**Task description:** In the entries below, find the lines that contain the word "Density" and copy them.

**Source records:**

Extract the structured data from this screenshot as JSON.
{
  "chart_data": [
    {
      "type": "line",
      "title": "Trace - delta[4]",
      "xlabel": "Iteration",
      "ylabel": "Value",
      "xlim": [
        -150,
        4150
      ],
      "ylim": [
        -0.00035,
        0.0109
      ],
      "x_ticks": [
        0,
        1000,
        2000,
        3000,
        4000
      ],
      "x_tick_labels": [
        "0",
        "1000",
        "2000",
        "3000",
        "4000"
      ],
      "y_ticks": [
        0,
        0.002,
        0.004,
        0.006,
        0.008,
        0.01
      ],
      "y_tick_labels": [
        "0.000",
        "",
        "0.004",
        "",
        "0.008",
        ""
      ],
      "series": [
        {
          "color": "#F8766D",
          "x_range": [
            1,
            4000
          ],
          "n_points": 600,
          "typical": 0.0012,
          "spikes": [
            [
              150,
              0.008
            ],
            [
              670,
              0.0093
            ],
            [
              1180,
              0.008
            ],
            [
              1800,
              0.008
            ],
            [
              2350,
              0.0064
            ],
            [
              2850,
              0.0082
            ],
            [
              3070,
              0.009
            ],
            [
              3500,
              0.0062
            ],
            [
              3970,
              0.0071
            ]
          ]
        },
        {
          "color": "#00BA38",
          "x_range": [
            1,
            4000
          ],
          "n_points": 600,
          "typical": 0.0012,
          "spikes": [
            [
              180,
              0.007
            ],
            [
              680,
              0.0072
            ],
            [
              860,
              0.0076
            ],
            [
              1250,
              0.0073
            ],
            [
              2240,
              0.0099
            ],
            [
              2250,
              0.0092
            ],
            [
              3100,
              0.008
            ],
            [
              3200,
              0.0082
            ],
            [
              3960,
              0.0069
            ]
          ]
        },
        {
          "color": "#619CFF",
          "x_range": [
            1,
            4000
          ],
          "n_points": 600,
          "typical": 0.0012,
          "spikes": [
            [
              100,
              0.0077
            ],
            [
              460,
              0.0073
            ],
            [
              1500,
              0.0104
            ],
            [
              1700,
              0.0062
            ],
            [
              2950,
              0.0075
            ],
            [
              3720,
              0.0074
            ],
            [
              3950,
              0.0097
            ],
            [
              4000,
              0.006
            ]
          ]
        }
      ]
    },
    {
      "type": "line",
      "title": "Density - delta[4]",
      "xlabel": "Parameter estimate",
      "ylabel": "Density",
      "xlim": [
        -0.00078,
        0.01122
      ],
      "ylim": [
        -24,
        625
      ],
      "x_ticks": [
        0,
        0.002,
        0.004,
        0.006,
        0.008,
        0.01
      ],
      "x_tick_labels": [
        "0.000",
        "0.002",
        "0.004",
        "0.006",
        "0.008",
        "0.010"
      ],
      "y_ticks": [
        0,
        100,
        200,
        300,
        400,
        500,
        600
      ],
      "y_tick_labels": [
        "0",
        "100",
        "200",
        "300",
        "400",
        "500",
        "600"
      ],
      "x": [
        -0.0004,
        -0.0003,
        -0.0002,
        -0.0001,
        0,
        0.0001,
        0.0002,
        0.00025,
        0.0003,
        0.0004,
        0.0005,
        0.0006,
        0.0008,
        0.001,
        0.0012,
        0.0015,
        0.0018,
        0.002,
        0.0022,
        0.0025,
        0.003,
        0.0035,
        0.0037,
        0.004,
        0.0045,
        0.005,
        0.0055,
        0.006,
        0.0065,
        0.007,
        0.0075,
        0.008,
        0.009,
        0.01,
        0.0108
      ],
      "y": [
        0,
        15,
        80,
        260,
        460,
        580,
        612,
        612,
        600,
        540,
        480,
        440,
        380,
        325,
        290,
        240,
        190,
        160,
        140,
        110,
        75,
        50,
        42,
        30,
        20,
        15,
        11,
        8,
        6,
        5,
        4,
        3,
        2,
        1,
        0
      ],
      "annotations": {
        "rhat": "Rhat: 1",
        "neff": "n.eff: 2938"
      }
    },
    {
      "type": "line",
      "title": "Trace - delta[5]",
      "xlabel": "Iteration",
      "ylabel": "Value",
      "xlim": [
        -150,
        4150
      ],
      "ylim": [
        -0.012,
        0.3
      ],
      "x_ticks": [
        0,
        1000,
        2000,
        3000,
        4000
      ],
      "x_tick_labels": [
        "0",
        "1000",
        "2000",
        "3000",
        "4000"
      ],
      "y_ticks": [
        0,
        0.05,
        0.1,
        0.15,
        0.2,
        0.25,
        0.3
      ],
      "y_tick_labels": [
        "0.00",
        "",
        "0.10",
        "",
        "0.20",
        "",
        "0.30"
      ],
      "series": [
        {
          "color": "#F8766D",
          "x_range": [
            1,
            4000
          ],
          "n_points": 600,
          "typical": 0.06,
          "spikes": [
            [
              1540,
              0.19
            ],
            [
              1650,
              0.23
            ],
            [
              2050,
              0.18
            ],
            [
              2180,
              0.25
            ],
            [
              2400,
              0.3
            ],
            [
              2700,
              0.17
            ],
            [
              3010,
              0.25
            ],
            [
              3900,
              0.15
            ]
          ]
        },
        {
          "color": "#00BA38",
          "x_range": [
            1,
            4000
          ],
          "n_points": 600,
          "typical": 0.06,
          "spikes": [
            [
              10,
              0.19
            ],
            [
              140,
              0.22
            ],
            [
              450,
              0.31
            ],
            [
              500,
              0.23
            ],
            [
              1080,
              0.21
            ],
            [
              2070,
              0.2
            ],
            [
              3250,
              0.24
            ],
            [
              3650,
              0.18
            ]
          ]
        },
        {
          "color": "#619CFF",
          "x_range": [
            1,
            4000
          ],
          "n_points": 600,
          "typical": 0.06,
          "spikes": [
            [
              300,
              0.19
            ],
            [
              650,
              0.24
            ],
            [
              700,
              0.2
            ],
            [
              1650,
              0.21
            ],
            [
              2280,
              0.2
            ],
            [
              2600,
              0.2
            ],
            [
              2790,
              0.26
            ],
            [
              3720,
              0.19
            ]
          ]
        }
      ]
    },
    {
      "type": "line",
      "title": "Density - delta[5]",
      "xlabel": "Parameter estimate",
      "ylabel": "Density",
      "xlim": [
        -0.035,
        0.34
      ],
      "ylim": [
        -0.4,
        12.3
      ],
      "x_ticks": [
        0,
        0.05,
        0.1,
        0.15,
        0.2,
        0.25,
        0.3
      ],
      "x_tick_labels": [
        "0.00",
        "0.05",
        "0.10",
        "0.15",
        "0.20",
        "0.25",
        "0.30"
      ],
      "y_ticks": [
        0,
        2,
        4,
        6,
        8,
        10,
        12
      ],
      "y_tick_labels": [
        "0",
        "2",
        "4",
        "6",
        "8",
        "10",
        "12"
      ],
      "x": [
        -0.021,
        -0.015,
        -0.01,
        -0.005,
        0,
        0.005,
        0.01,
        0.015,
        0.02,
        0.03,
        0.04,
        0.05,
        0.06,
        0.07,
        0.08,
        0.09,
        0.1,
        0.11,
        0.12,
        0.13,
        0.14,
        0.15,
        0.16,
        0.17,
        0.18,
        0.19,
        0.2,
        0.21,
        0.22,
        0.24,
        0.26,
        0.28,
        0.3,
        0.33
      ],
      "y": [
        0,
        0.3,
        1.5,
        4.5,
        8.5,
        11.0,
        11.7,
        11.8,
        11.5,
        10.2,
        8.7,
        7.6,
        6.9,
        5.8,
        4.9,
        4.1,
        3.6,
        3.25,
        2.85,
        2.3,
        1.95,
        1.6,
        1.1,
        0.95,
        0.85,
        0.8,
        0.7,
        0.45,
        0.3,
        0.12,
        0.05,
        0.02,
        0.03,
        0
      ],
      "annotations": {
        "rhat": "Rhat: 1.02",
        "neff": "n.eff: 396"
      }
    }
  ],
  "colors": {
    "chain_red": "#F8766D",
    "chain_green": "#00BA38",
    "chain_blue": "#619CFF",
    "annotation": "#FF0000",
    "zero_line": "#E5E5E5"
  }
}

**Answer to the task:**
      "title": "Density - delta[4]",
      "ylabel": "Density",
      "title": "Density - delta[5]",
      "ylabel": "Density",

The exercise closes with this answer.